* **The records**
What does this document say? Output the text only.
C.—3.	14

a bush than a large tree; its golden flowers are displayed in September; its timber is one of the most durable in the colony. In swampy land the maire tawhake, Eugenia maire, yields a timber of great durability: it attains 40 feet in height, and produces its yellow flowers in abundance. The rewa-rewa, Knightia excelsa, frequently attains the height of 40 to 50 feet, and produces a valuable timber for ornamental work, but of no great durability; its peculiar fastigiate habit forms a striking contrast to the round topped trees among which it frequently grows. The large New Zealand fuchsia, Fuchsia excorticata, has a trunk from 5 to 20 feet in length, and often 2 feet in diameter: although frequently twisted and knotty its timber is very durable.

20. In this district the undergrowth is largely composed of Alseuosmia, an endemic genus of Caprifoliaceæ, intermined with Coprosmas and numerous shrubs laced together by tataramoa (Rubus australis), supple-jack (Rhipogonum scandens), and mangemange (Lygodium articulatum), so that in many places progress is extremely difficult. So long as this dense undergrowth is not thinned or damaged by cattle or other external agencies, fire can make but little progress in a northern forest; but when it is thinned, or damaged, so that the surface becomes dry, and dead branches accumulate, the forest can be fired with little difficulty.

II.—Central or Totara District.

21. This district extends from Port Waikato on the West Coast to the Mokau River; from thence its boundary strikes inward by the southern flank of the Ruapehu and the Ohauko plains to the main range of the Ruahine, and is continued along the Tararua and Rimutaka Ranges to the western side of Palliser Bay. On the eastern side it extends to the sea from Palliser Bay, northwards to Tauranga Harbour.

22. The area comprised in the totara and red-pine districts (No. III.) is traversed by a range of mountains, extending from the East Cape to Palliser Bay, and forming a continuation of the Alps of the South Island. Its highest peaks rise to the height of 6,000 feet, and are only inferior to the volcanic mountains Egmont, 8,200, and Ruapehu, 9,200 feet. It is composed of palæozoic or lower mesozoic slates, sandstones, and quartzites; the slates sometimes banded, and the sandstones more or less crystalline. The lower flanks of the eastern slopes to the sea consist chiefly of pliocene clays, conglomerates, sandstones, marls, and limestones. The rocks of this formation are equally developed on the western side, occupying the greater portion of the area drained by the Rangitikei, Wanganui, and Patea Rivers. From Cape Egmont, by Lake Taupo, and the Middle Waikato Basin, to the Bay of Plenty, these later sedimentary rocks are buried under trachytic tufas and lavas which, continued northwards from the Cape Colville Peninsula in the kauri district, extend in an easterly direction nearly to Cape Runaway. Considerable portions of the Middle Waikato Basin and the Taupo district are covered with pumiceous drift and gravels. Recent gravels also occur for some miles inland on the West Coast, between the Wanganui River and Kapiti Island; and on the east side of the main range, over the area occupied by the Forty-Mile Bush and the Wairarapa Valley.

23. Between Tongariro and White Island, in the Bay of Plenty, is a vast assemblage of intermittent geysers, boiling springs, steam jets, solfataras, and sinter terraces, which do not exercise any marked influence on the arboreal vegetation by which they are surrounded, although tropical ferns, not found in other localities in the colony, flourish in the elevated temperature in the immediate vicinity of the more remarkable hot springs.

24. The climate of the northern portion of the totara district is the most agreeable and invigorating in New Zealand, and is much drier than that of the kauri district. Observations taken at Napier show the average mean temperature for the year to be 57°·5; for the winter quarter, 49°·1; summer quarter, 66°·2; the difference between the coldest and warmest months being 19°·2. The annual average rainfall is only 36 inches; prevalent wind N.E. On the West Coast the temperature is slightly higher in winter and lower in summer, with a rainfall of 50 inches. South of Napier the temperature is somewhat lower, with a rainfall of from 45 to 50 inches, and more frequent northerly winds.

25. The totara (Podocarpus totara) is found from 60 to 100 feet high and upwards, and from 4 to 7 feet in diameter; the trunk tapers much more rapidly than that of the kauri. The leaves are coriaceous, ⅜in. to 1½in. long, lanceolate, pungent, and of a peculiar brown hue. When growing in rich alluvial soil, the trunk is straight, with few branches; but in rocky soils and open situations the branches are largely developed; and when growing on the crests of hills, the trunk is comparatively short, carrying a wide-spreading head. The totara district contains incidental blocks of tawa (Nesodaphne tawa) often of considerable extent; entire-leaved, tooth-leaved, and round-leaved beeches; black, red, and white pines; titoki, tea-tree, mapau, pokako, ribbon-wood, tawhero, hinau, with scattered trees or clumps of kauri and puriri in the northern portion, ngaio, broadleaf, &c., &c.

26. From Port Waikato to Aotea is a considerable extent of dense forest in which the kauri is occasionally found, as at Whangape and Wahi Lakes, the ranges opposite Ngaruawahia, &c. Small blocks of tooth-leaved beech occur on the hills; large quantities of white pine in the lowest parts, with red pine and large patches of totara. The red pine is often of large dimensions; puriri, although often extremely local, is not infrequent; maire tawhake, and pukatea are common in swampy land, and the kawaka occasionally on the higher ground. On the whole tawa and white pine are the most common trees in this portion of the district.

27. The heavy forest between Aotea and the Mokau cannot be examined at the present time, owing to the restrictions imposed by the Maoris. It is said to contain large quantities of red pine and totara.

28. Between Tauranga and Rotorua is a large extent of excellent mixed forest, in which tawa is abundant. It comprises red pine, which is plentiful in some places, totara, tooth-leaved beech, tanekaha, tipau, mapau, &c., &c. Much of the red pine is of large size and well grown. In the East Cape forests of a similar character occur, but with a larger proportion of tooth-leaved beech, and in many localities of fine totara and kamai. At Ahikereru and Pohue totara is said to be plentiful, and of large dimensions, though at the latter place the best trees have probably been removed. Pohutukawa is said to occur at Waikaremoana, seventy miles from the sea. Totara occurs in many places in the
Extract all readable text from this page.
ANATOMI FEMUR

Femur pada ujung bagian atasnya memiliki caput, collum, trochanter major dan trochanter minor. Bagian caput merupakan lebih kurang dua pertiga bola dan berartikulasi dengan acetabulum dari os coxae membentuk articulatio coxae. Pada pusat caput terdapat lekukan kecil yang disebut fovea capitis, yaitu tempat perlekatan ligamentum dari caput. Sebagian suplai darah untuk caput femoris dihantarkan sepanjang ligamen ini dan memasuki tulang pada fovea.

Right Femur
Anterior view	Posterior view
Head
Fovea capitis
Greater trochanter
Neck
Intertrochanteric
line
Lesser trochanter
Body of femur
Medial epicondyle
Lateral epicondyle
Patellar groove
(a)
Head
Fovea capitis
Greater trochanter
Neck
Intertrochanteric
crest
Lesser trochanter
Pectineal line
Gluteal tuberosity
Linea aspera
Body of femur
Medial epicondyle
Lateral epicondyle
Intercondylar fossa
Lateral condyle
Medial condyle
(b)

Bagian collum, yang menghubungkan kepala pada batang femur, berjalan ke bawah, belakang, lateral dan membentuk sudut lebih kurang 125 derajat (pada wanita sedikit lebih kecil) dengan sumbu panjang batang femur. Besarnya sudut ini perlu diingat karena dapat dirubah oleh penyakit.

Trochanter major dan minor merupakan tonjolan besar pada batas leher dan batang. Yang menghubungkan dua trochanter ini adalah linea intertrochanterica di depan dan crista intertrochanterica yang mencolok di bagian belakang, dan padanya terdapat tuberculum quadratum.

* **Exercise**
Read the entries and show each line that mentions "Aotea".

* **Full response**
26. From Port Waikato to Aotea is a considerable extent of dense forest in which the kauri is occasionally found, as at Whangape and Wahi Lakes, the ranges opposite Ngaruawahia, &c. Small blocks of tooth-leaved beech occur on the hills; large quantities of white pine in the lowest parts, with red pine and large patches of totara. The red pine is often of large dimensions; puriri, although often extremely local, is not infrequent; maire tawhake, and pukatea are common in swampy land, and the kawaka occasionally on the higher ground. On the whole tawa and white pine are the most common trees in this portion of the district.
27. The heavy forest between Aotea and the Mokau cannot be examined at the present time, owing to the restrictions imposed by the Maoris. It is said to contain large quantities of red pine and totara.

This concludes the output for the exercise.